Short exercise:
Print the entries below in their entirety, exactly as they are written.
+++ Rows
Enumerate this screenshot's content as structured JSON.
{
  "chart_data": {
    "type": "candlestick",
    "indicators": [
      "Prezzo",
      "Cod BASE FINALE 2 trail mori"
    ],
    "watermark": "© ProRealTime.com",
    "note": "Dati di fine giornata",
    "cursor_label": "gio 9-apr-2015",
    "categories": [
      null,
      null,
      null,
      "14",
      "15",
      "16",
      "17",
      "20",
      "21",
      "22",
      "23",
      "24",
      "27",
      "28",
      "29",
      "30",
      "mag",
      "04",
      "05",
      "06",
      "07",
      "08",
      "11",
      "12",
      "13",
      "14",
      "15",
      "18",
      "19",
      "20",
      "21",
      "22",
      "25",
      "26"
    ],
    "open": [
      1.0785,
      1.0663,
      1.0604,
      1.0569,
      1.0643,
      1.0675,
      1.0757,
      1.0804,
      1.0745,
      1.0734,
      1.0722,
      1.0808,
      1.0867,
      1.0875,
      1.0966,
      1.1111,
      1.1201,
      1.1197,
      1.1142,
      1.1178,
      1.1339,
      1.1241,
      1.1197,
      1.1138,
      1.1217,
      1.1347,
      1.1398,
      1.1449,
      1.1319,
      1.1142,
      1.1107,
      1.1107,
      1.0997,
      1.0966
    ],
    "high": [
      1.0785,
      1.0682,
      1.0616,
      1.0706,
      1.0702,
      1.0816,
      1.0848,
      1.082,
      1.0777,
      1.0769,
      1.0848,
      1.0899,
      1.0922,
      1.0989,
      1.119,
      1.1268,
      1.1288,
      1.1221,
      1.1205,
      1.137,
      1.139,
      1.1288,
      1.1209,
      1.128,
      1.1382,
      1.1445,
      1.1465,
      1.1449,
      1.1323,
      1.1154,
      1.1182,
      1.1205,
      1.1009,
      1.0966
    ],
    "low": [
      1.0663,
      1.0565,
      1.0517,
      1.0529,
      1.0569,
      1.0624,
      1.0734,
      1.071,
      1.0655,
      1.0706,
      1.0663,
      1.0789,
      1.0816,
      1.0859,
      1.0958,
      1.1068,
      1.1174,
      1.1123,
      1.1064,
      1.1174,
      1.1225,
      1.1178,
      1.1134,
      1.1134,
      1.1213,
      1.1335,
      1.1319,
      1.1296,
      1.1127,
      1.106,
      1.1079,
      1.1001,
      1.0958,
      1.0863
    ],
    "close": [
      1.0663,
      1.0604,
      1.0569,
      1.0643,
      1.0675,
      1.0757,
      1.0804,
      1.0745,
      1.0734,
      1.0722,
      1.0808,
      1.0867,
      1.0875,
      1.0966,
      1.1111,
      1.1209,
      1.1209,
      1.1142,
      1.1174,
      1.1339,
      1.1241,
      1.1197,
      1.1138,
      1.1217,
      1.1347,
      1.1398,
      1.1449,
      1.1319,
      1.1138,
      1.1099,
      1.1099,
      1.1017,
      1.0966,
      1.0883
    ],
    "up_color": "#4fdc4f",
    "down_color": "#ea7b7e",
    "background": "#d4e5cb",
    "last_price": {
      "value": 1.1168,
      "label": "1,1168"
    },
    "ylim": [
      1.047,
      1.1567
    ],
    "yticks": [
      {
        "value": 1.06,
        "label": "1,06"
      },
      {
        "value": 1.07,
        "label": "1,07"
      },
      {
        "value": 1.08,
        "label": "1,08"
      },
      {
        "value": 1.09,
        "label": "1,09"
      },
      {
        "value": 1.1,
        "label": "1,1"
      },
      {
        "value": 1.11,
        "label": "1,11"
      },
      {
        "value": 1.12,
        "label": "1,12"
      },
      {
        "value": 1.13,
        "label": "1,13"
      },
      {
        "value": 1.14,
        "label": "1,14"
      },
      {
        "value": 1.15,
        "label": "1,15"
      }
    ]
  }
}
++++++
Answer to this task:
Enumerate this screenshot's content as structured JSON.
{
  "chart_data": {
    "type": "candlestick",
    "indicators": [
      "Prezzo",
      "Cod BASE FINALE 2 trail mori"
    ],
    "watermark": "© ProRealTime.com",
    "note": "Dati di fine giornata",
    "cursor_label": "gio 9-apr-2015",
    "categories": [
      null,
      null,
      null,
      "14",
      "15",
      "16",
      "17",
      "20",
      "21",
      "22",
      "23",
      "24",
      "27",
      "28",
      "29",
      "30",
      "mag",
      "04",
      "05",
      "06",
      "07",
      "08",
      "11",
      "12",
      "13",
      "14",
      "15",
      "18",
      "19",
      "20",
      "21",
      "22",
      "25",
      "26"
    ],
    "open": [
      1.0785,
      1.0663,
      1.0604,
      1.0569,
      1.0643,
      1.0675,
      1.0757,
      1.0804,
      1.0745,
      1.0734,
      1.0722,
      1.0808,
      1.0867,
      1.0875,
      1.0966,
      1.1111,
      1.1201,
      1.1197,
      1.1142,
      1.1178,
      1.1339,
      1.1241,
      1.1197,
      1.1138,
      1.1217,
      1.1347,
      1.1398,
      1.1449,
      1.1319,
      1.1142,
      1.1107,
      1.1107,
      1.0997,
      1.0966
    ],
    "high": [
      1.0785,
      1.0682,
      1.0616,
      1.0706,
      1.0702,
      1.0816,
      1.0848,
      1.082,
      1.0777,
      1.0769,
      1.0848,
      1.0899,
      1.0922,
      1.0989,
      1.119,
      1.1268,
      1.1288,
      1.1221,
      1.1205,
      1.137,
      1.139,
      1.1288,
      1.1209,
      1.128,
      1.1382,
      1.1445,
      1.1465,
      1.1449,
      1.1323,
      1.1154,
      1.1182,
      1.1205,
      1.1009,
      1.0966
    ],
    "low": [
      1.0663,
      1.0565,
      1.0517,
      1.0529,
      1.0569,
      1.0624,
      1.0734,
      1.071,
      1.0655,
      1.0706,
      1.0663,
      1.0789,
      1.0816,
      1.0859,
      1.0958,
      1.1068,
      1.1174,
      1.1123,
      1.1064,
      1.1174,
      1.1225,
      1.1178,
      1.1134,
      1.1134,
      1.1213,
      1.1335,
      1.1319,
      1.1296,
      1.1127,
      1.106,
      1.1079,
      1.1001,
      1.0958,
      1.0863
    ],
    "close": [
      1.0663,
      1.0604,
      1.0569,
      1.0643,
      1.0675,
      1.0757,
      1.0804,
      1.0745,
      1.0734,
      1.0722,
      1.0808,
      1.0867,
      1.0875,
      1.0966,
      1.1111,
      1.1209,
      1.1209,
      1.1142,
      1.1174,
      1.1339,
      1.1241,
      1.1197,
      1.1138,
      1.1217,
      1.1347,
      1.1398,
      1.1449,
      1.1319,
      1.1138,
      1.1099,
      1.1099,
      1.1017,
      1.0966,
      1.0883
    ],
    "up_color": "#4fdc4f",
    "down_color": "#ea7b7e",
    "background": "#d4e5cb",
    "last_price": {
      "value": 1.1168,
      "label": "1,1168"
    },
    "ylim": [
      1.047,
      1.1567
    ],
    "yticks": [
      {
        "value": 1.06,
        "label": "1,06"
      },
      {
        "value": 1.07,
        "label": "1,07"
      },
      {
        "value": 1.08,
        "label": "1,08"
      },
      {
        "value": 1.09,
        "label": "1,09"
      },
      {
        "value": 1.1,
        "label": "1,1"
      },
      {
        "value": 1.11,
        "label": "1,11"
      },
      {
        "value": 1.12,
        "label": "1,12"
      },
      {
        "value": 1.13,
        "label": "1,13"
      },
      {
        "value": 1.14,
        "label": "1,14"
      },
      {
        "value": 1.15,
        "label": "1,15"
      }
    ]
  }
}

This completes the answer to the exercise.